_DIRECTIVE_.
Quote the data below in full, please, without altering anything.

◇ ◇ ◇ ◇ ◇

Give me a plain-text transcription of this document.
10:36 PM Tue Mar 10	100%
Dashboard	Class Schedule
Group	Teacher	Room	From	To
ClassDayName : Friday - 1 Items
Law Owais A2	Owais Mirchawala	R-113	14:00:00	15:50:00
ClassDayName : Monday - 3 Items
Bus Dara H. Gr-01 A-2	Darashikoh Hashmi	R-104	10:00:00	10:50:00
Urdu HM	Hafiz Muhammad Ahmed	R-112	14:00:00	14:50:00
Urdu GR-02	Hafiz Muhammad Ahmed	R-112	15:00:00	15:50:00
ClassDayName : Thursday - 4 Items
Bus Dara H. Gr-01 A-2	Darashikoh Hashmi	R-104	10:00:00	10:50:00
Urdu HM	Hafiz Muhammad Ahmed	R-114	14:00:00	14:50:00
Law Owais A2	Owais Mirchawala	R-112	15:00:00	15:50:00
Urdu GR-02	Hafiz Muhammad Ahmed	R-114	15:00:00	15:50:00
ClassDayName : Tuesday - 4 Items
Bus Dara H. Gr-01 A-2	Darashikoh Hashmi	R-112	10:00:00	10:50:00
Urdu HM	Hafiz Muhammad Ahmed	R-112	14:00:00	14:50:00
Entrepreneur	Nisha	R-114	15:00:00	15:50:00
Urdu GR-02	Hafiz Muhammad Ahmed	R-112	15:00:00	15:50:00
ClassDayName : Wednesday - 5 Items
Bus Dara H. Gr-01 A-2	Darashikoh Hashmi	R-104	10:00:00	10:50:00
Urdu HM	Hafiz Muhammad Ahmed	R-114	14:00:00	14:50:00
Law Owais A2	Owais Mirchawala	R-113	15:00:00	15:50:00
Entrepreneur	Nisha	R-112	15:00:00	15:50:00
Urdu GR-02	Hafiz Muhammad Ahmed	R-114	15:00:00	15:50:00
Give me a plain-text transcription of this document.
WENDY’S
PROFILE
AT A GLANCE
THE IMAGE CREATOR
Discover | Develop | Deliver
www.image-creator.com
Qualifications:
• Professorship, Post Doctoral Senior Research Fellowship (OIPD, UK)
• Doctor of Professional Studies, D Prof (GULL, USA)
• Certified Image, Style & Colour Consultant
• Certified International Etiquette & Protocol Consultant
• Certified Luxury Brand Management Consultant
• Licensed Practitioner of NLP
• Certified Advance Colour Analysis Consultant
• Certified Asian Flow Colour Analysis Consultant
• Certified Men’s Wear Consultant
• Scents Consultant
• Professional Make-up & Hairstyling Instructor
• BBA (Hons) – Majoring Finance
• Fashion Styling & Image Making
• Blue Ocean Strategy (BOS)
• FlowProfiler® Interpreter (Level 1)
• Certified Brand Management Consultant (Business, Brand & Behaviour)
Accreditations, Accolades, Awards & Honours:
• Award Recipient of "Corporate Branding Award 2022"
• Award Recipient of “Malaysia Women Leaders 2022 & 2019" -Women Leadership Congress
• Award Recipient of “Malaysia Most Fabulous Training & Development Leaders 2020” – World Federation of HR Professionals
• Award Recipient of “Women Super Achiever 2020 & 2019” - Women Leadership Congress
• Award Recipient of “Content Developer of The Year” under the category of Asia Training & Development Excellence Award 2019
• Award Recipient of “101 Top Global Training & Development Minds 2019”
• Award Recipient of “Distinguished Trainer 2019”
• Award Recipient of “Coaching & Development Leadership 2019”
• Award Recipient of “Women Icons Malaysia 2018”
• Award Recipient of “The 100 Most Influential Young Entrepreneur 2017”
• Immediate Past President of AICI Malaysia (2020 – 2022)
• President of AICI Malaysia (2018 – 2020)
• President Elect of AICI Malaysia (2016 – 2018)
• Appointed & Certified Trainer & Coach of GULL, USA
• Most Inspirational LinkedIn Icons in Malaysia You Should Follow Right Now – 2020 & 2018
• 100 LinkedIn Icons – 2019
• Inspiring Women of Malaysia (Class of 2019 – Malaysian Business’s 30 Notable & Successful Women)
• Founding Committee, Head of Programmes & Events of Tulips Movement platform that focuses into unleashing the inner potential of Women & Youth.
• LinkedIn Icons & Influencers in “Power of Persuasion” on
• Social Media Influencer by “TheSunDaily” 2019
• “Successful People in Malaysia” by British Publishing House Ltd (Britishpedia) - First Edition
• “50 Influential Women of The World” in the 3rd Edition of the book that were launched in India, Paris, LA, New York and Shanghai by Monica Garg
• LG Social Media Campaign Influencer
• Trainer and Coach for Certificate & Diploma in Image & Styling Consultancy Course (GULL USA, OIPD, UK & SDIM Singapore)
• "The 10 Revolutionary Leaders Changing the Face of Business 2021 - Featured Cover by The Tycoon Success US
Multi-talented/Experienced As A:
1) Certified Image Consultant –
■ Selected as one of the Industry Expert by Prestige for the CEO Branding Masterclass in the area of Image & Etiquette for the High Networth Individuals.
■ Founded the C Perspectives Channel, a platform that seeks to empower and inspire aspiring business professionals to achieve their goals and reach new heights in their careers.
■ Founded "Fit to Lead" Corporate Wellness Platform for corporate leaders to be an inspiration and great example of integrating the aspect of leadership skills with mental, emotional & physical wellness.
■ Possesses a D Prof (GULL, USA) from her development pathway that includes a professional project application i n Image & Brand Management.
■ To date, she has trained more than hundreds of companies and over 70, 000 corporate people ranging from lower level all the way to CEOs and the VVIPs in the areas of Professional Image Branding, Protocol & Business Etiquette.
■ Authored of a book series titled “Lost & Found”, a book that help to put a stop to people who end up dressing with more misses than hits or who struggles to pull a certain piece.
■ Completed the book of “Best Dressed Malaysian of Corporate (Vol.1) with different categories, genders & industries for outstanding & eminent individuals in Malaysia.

◇ ◇ ◇ ◇ ◇

_EXERCISE SOLUTION_.
Give me a plain-text transcription of this document.
10:36 PM Tue Mar 10	100%
Dashboard	Class Schedule
Group	Teacher	Room	From	To
ClassDayName : Friday - 1 Items
Law Owais A2	Owais Mirchawala	R-113	14:00:00	15:50:00
ClassDayName : Monday - 3 Items
Bus Dara H. Gr-01 A-2	Darashikoh Hashmi	R-104	10:00:00	10:50:00
Urdu HM	Hafiz Muhammad Ahmed	R-112	14:00:00	14:50:00
Urdu GR-02	Hafiz Muhammad Ahmed	R-112	15:00:00	15:50:00
ClassDayName : Thursday - 4 Items
Bus Dara H. Gr-01 A-2	Darashikoh Hashmi	R-104	10:00:00	10:50:00
Urdu HM	Hafiz Muhammad Ahmed	R-114	14:00:00	14:50:00
Law Owais A2	Owais Mirchawala	R-112	15:00:00	15:50:00
Urdu GR-02	Hafiz Muhammad Ahmed	R-114	15:00:00	15:50:00
ClassDayName : Tuesday - 4 Items
Bus Dara H. Gr-01 A-2	Darashikoh Hashmi	R-112	10:00:00	10:50:00
Urdu HM	Hafiz Muhammad Ahmed	R-112	14:00:00	14:50:00
Entrepreneur	Nisha	R-114	15:00:00	15:50:00
Urdu GR-02	Hafiz Muhammad Ahmed	R-112	15:00:00	15:50:00
ClassDayName : Wednesday - 5 Items
Bus Dara H. Gr-01 A-2	Darashikoh Hashmi	R-104	10:00:00	10:50:00
Urdu HM	Hafiz Muhammad Ahmed	R-114	14:00:00	14:50:00
Law Owais A2	Owais Mirchawala	R-113	15:00:00	15:50:00
Entrepreneur	Nisha	R-112	15:00:00	15:50:00
Urdu GR-02	Hafiz Muhammad Ahmed	R-114	15:00:00	15:50:00
Give me a plain-text transcription of this document.
WENDY’S
PROFILE
AT A GLANCE
THE IMAGE CREATOR
Discover | Develop | Deliver
www.image-creator.com
Qualifications:
• Professorship, Post Doctoral Senior Research Fellowship (OIPD, UK)
• Doctor of Professional Studies, D Prof (GULL, USA)
• Certified Image, Style & Colour Consultant
• Certified International Etiquette & Protocol Consultant
• Certified Luxury Brand Management Consultant
• Licensed Practitioner of NLP
• Certified Advance Colour Analysis Consultant
• Certified Asian Flow Colour Analysis Consultant
• Certified Men’s Wear Consultant
• Scents Consultant
• Professional Make-up & Hairstyling Instructor
• BBA (Hons) – Majoring Finance
• Fashion Styling & Image Making
• Blue Ocean Strategy (BOS)
• FlowProfiler® Interpreter (Level 1)
• Certified Brand Management Consultant (Business, Brand & Behaviour)
Accreditations, Accolades, Awards & Honours:
• Award Recipient of "Corporate Branding Award 2022"
• Award Recipient of “Malaysia Women Leaders 2022 & 2019" -Women Leadership Congress
• Award Recipient of “Malaysia Most Fabulous Training & Development Leaders 2020” – World Federation of HR Professionals
• Award Recipient of “Women Super Achiever 2020 & 2019” - Women Leadership Congress
• Award Recipient of “Content Developer of The Year” under the category of Asia Training & Development Excellence Award 2019
• Award Recipient of “101 Top Global Training & Development Minds 2019”
• Award Recipient of “Distinguished Trainer 2019”
• Award Recipient of “Coaching & Development Leadership 2019”
• Award Recipient of “Women Icons Malaysia 2018”
• Award Recipient of “The 100 Most Influential Young Entrepreneur 2017”
• Immediate Past President of AICI Malaysia (2020 – 2022)
• President of AICI Malaysia (2018 – 2020)
• President Elect of AICI Malaysia (2016 – 2018)
• Appointed & Certified Trainer & Coach of GULL, USA
• Most Inspirational LinkedIn Icons in Malaysia You Should Follow Right Now – 2020 & 2018
• 100 LinkedIn Icons – 2019
• Inspiring Women of Malaysia (Class of 2019 – Malaysian Business’s 30 Notable & Successful Women)
• Founding Committee, Head of Programmes & Events of Tulips Movement platform that focuses into unleashing the inner potential of Women & Youth.
• LinkedIn Icons & Influencers in “Power of Persuasion” on
• Social Media Influencer by “TheSunDaily” 2019
• “Successful People in Malaysia” by British Publishing House Ltd (Britishpedia) - First Edition
• “50 Influential Women of The World” in the 3rd Edition of the book that were launched in India, Paris, LA, New York and Shanghai by Monica Garg
• LG Social Media Campaign Influencer
• Trainer and Coach for Certificate & Diploma in Image & Styling Consultancy Course (GULL USA, OIPD, UK & SDIM Singapore)
• "The 10 Revolutionary Leaders Changing the Face of Business 2021 - Featured Cover by The Tycoon Success US
Multi-talented/Experienced As A:
1) Certified Image Consultant –
■ Selected as one of the Industry Expert by Prestige for the CEO Branding Masterclass in the area of Image & Etiquette for the High Networth Individuals.
■ Founded the C Perspectives Channel, a platform that seeks to empower and inspire aspiring business professionals to achieve their goals and reach new heights in their careers.
■ Founded "Fit to Lead" Corporate Wellness Platform for corporate leaders to be an inspiration and great example of integrating the aspect of leadership skills with mental, emotional & physical wellness.
■ Possesses a D Prof (GULL, USA) from her development pathway that includes a professional project application i n Image & Brand Management.
■ To date, she has trained more than hundreds of companies and over 70, 000 corporate people ranging from lower level all the way to CEOs and the VVIPs in the areas of Professional Image Branding, Protocol & Business Etiquette.
■ Authored of a book series titled “Lost & Found”, a book that help to put a stop to people who end up dressing with more misses than hits or who struggles to pull a certain piece.
■ Completed the book of “Best Dressed Malaysian of Corporate (Vol.1) with different categories, genders & industries for outstanding & eminent individuals in Malaysia.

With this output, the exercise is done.